[Start of MATERIAL TO PROCESS]

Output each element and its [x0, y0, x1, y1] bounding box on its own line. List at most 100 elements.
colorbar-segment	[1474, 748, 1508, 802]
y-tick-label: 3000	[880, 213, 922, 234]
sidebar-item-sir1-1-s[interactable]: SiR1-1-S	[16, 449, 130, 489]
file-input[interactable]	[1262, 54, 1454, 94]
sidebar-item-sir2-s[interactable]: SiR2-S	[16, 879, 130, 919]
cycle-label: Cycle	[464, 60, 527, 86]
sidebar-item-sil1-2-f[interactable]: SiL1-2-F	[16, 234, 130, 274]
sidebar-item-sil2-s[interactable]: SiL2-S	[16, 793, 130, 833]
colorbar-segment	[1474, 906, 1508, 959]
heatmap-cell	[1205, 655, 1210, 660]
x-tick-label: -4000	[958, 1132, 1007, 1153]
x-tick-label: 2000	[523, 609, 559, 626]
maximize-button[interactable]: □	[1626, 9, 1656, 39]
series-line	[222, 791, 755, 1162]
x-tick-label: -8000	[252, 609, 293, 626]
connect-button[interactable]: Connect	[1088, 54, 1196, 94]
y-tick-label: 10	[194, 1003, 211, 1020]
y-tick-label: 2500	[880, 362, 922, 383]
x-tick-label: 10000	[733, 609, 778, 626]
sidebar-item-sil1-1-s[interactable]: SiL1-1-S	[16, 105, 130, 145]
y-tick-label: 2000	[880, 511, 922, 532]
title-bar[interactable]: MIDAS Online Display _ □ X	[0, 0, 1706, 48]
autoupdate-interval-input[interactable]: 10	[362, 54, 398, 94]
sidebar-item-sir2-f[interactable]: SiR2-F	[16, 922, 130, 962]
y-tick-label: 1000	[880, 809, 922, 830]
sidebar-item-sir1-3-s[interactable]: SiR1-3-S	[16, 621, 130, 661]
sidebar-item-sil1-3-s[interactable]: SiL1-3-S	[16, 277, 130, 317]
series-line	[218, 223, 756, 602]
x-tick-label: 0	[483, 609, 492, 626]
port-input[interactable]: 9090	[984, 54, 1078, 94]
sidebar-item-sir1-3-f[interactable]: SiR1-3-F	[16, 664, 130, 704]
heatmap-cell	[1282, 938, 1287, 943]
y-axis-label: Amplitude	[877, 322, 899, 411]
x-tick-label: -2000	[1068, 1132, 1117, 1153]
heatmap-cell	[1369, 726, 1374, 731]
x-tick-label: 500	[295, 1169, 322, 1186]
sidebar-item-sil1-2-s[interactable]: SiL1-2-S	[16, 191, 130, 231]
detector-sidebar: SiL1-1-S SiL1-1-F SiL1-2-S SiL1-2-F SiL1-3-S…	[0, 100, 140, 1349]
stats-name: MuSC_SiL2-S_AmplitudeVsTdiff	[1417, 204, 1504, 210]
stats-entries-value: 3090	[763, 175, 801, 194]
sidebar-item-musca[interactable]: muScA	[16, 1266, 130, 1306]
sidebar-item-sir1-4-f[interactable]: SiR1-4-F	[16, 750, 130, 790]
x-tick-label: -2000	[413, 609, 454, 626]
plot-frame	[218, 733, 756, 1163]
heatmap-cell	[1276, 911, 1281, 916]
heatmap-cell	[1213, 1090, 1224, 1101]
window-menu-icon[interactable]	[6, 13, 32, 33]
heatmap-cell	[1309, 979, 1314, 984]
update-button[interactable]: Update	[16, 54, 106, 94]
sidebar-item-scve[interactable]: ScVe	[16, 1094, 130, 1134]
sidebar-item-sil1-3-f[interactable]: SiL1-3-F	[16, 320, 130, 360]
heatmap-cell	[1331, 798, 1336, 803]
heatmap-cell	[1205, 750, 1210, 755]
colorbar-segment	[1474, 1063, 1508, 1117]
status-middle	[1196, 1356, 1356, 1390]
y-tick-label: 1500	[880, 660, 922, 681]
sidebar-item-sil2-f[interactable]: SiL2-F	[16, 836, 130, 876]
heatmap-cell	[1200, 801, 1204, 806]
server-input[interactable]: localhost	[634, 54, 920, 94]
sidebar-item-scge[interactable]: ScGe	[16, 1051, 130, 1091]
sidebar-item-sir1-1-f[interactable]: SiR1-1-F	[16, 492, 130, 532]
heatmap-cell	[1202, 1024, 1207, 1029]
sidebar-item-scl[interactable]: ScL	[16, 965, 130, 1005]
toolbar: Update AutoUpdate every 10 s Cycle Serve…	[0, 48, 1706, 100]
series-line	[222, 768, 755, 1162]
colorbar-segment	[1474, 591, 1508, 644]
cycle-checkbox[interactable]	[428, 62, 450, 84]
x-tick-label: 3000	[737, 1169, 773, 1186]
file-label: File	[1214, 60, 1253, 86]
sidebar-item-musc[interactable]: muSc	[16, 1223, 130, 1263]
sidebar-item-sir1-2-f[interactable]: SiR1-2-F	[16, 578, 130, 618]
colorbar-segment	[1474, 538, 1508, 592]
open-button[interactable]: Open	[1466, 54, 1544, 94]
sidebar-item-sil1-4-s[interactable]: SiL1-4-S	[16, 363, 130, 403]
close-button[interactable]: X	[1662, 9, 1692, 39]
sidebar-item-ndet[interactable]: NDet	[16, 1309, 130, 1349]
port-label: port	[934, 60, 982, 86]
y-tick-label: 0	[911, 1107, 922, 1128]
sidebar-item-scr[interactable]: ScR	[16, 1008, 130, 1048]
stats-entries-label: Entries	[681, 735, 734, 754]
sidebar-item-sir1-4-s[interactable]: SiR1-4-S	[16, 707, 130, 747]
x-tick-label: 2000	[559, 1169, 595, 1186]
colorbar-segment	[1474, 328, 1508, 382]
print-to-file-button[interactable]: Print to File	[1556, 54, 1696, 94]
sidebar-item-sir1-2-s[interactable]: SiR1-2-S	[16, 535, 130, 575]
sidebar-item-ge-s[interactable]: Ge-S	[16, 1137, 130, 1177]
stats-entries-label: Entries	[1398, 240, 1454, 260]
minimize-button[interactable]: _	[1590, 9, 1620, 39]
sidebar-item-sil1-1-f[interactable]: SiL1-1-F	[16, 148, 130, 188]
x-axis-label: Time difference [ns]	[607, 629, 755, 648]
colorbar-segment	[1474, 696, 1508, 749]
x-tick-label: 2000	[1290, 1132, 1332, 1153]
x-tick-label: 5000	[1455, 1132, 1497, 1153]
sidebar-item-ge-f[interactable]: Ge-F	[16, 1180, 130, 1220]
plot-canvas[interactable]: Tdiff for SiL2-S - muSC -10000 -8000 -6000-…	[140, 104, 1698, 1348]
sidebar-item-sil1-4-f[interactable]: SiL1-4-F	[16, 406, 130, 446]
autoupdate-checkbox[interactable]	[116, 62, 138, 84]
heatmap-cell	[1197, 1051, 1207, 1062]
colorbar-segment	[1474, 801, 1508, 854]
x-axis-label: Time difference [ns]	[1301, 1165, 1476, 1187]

[End of MATERIAL TO PROCESS]

Reproduce all of the lines above with every occurrence of "heatmap-cell" changed to "heatmap-bin" and nothing else altered.

RESPONSE TO THE TASK:
Output each element and its [x0, y0, x1, y1] bounding box on its own line. List at most 100 elements.
colorbar-segment	[1474, 748, 1508, 802]
y-tick-label: 3000	[880, 213, 922, 234]
sidebar-item-sir1-1-s[interactable]: SiR1-1-S	[16, 449, 130, 489]
file-input[interactable]	[1262, 54, 1454, 94]
sidebar-item-sir2-s[interactable]: SiR2-S	[16, 879, 130, 919]
cycle-label: Cycle	[464, 60, 527, 86]
sidebar-item-sil1-2-f[interactable]: SiL1-2-F	[16, 234, 130, 274]
sidebar-item-sil2-s[interactable]: SiL2-S	[16, 793, 130, 833]
colorbar-segment	[1474, 906, 1508, 959]
heatmap-bin	[1205, 655, 1210, 660]
x-tick-label: -4000	[958, 1132, 1007, 1153]
x-tick-label: 2000	[523, 609, 559, 626]
maximize-button[interactable]: □	[1626, 9, 1656, 39]
series-line	[222, 791, 755, 1162]
x-tick-label: -8000	[252, 609, 293, 626]
connect-button[interactable]: Connect	[1088, 54, 1196, 94]
y-tick-label: 10	[194, 1003, 211, 1020]
y-tick-label: 2500	[880, 362, 922, 383]
x-tick-label: 10000	[733, 609, 778, 626]
sidebar-item-sil1-1-s[interactable]: SiL1-1-S	[16, 105, 130, 145]
y-tick-label: 2000	[880, 511, 922, 532]
title-bar[interactable]: MIDAS Online Display _ □ X	[0, 0, 1706, 48]
autoupdate-interval-input[interactable]: 10	[362, 54, 398, 94]
sidebar-item-sir2-f[interactable]: SiR2-F	[16, 922, 130, 962]
y-tick-label: 1000	[880, 809, 922, 830]
sidebar-item-sir1-3-s[interactable]: SiR1-3-S	[16, 621, 130, 661]
sidebar-item-sil1-3-s[interactable]: SiL1-3-S	[16, 277, 130, 317]
series-line	[218, 223, 756, 602]
x-tick-label: 0	[483, 609, 492, 626]
port-input[interactable]: 9090	[984, 54, 1078, 94]
sidebar-item-sir1-3-f[interactable]: SiR1-3-F	[16, 664, 130, 704]
heatmap-bin	[1282, 938, 1287, 943]
y-axis-label: Amplitude	[877, 322, 899, 411]
x-tick-label: -2000	[1068, 1132, 1117, 1153]
heatmap-bin	[1369, 726, 1374, 731]
x-tick-label: 500	[295, 1169, 322, 1186]
sidebar-item-sil1-2-s[interactable]: SiL1-2-S	[16, 191, 130, 231]
detector-sidebar: SiL1-1-S SiL1-1-F SiL1-2-S SiL1-2-F SiL1-3-S…	[0, 100, 140, 1349]
stats-name: MuSC_SiL2-S_AmplitudeVsTdiff	[1417, 204, 1504, 210]
stats-entries-value: 3090	[763, 175, 801, 194]
sidebar-item-musca[interactable]: muScA	[16, 1266, 130, 1306]
sidebar-item-sir1-4-f[interactable]: SiR1-4-F	[16, 750, 130, 790]
x-tick-label: -2000	[413, 609, 454, 626]
plot-frame	[218, 733, 756, 1163]
heatmap-bin	[1276, 911, 1281, 916]
heatmap-bin	[1213, 1090, 1224, 1101]
window-menu-icon[interactable]	[6, 13, 32, 33]
heatmap-bin	[1309, 979, 1314, 984]
update-button[interactable]: Update	[16, 54, 106, 94]
sidebar-item-scve[interactable]: ScVe	[16, 1094, 130, 1134]
sidebar-item-sil1-3-f[interactable]: SiL1-3-F	[16, 320, 130, 360]
heatmap-bin	[1331, 798, 1336, 803]
heatmap-bin	[1205, 750, 1210, 755]
colorbar-segment	[1474, 1063, 1508, 1117]
status-middle	[1196, 1356, 1356, 1390]
y-tick-label: 1500	[880, 660, 922, 681]
sidebar-item-sil2-f[interactable]: SiL2-F	[16, 836, 130, 876]
heatmap-bin	[1200, 801, 1204, 806]
server-input[interactable]: localhost	[634, 54, 920, 94]
sidebar-item-scge[interactable]: ScGe	[16, 1051, 130, 1091]
sidebar-item-sir1-1-f[interactable]: SiR1-1-F	[16, 492, 130, 532]
heatmap-bin	[1202, 1024, 1207, 1029]
sidebar-item-scl[interactable]: ScL	[16, 965, 130, 1005]
toolbar: Update AutoUpdate every 10 s Cycle Serve…	[0, 48, 1706, 100]
series-line	[222, 768, 755, 1162]
colorbar-segment	[1474, 591, 1508, 644]
cycle-checkbox[interactable]	[428, 62, 450, 84]
x-tick-label: 3000	[737, 1169, 773, 1186]
file-label: File	[1214, 60, 1253, 86]
sidebar-item-musc[interactable]: muSc	[16, 1223, 130, 1263]
sidebar-item-sir1-2-f[interactable]: SiR1-2-F	[16, 578, 130, 618]
colorbar-segment	[1474, 538, 1508, 592]
open-button[interactable]: Open	[1466, 54, 1544, 94]
sidebar-item-sil1-4-s[interactable]: SiL1-4-S	[16, 363, 130, 403]
close-button[interactable]: X	[1662, 9, 1692, 39]
sidebar-item-ndet[interactable]: NDet	[16, 1309, 130, 1349]
port-label: port	[934, 60, 982, 86]
y-tick-label: 0	[911, 1107, 922, 1128]
sidebar-item-scr[interactable]: ScR	[16, 1008, 130, 1048]
stats-entries-label: Entries	[681, 735, 734, 754]
sidebar-item-sir1-4-s[interactable]: SiR1-4-S	[16, 707, 130, 747]
x-tick-label: 2000	[559, 1169, 595, 1186]
colorbar-segment	[1474, 328, 1508, 382]
print-to-file-button[interactable]: Print to File	[1556, 54, 1696, 94]
sidebar-item-sir1-2-s[interactable]: SiR1-2-S	[16, 535, 130, 575]
sidebar-item-ge-s[interactable]: Ge-S	[16, 1137, 130, 1177]
stats-entries-label: Entries	[1398, 240, 1454, 260]
minimize-button[interactable]: _	[1590, 9, 1620, 39]
sidebar-item-sil1-1-f[interactable]: SiL1-1-F	[16, 148, 130, 188]
x-axis-label: Time difference [ns]	[607, 629, 755, 648]
colorbar-segment	[1474, 696, 1508, 749]
x-tick-label: 2000	[1290, 1132, 1332, 1153]
x-tick-label: 5000	[1455, 1132, 1497, 1153]
sidebar-item-ge-f[interactable]: Ge-F	[16, 1180, 130, 1220]
plot-canvas[interactable]: Tdiff for SiL2-S - muSC -10000 -8000 -6000-…	[140, 104, 1698, 1348]
sidebar-item-sil1-4-f[interactable]: SiL1-4-F	[16, 406, 130, 446]
autoupdate-checkbox[interactable]	[116, 62, 138, 84]
heatmap-bin	[1197, 1051, 1207, 1062]
colorbar-segment	[1474, 801, 1508, 854]
x-axis-label: Time difference [ns]	[1301, 1165, 1476, 1187]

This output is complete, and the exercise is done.